* _Your instructions_: Repeat each entry word for word. Leave any images out of the copy.

(Structured figure records)
##############################

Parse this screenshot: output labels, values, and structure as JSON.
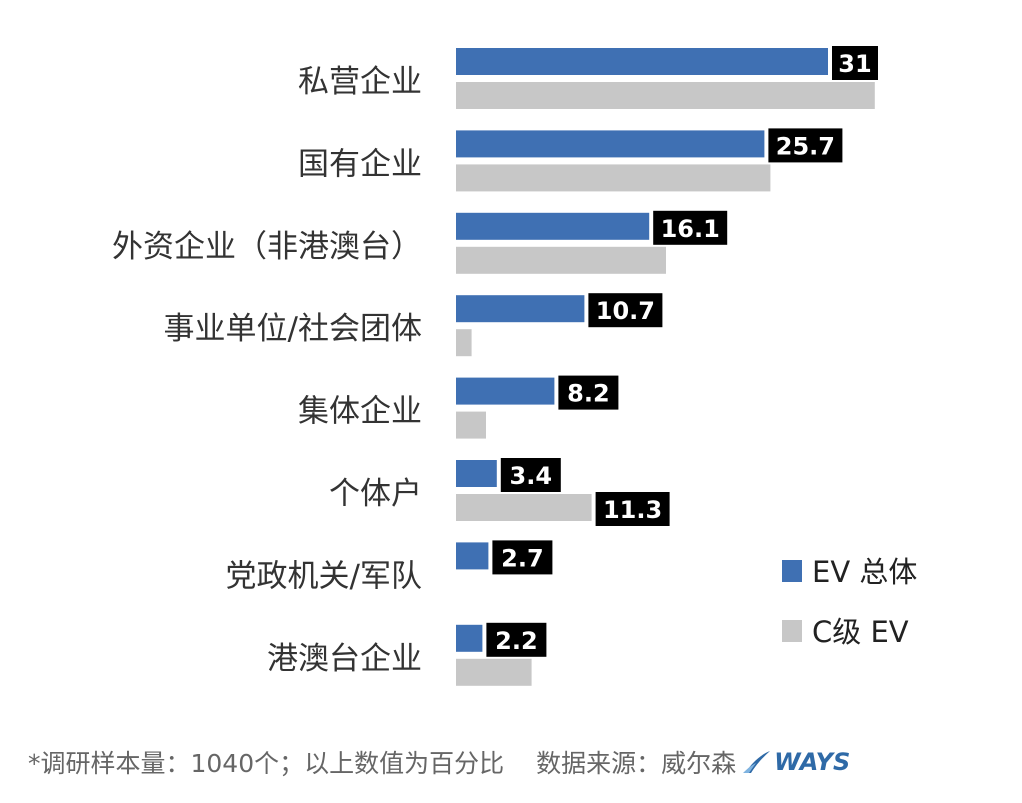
{
  "chart_data": {
    "type": "bar",
    "orientation": "horizontal",
    "categories": [
      "私营企业",
      "国有企业",
      "外资企业（非港澳台）",
      "事业单位/社会团体",
      "集体企业",
      "个体户",
      "党政机关/军队",
      "港澳台企业"
    ],
    "series": [
      {
        "name": "EV 总体",
        "color": "#3f70b3",
        "values": [
          31,
          25.7,
          16.1,
          10.7,
          8.2,
          3.4,
          2.7,
          2.2
        ],
        "labels": [
          "31",
          "25.7",
          "16.1",
          "10.7",
          "8.2",
          "3.4",
          "2.7",
          "2.2"
        ]
      },
      {
        "name": "C级 EV",
        "color": "#c7c7c7",
        "values": [
          34.9,
          26.2,
          17.5,
          1.3,
          2.5,
          11.3,
          null,
          6.3
        ],
        "labels": [
          null,
          null,
          null,
          null,
          null,
          "11.3",
          null,
          null
        ]
      }
    ],
    "grid": false,
    "legend_position": "right"
  },
  "footer": {
    "note": "*调研样本量：1040个；以上数值为百分比",
    "source": "数据来源：威尔森",
    "brand": "WAYS"
  }
}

##############################

* _Complete answer_:
Parse this screenshot: output labels, values, and structure as JSON.
{
  "chart_data": {
    "type": "bar",
    "orientation": "horizontal",
    "categories": [
      "私营企业",
      "国有企业",
      "外资企业（非港澳台）",
      "事业单位/社会团体",
      "集体企业",
      "个体户",
      "党政机关/军队",
      "港澳台企业"
    ],
    "series": [
      {
        "name": "EV 总体",
        "color": "#3f70b3",
        "values": [
          31,
          25.7,
          16.1,
          10.7,
          8.2,
          3.4,
          2.7,
          2.2
        ],
        "labels": [
          "31",
          "25.7",
          "16.1",
          "10.7",
          "8.2",
          "3.4",
          "2.7",
          "2.2"
        ]
      },
      {
        "name": "C级 EV",
        "color": "#c7c7c7",
        "values": [
          34.9,
          26.2,
          17.5,
          1.3,
          2.5,
          11.3,
          null,
          6.3
        ],
        "labels": [
          null,
          null,
          null,
          null,
          null,
          "11.3",
          null,
          null
        ]
      }
    ],
    "grid": false,
    "legend_position": "right"
  },
  "footer": {
    "note": "*调研样本量：1040个；以上数值为百分比",
    "source": "数据来源：威尔森",
    "brand": "WAYS"
  }
}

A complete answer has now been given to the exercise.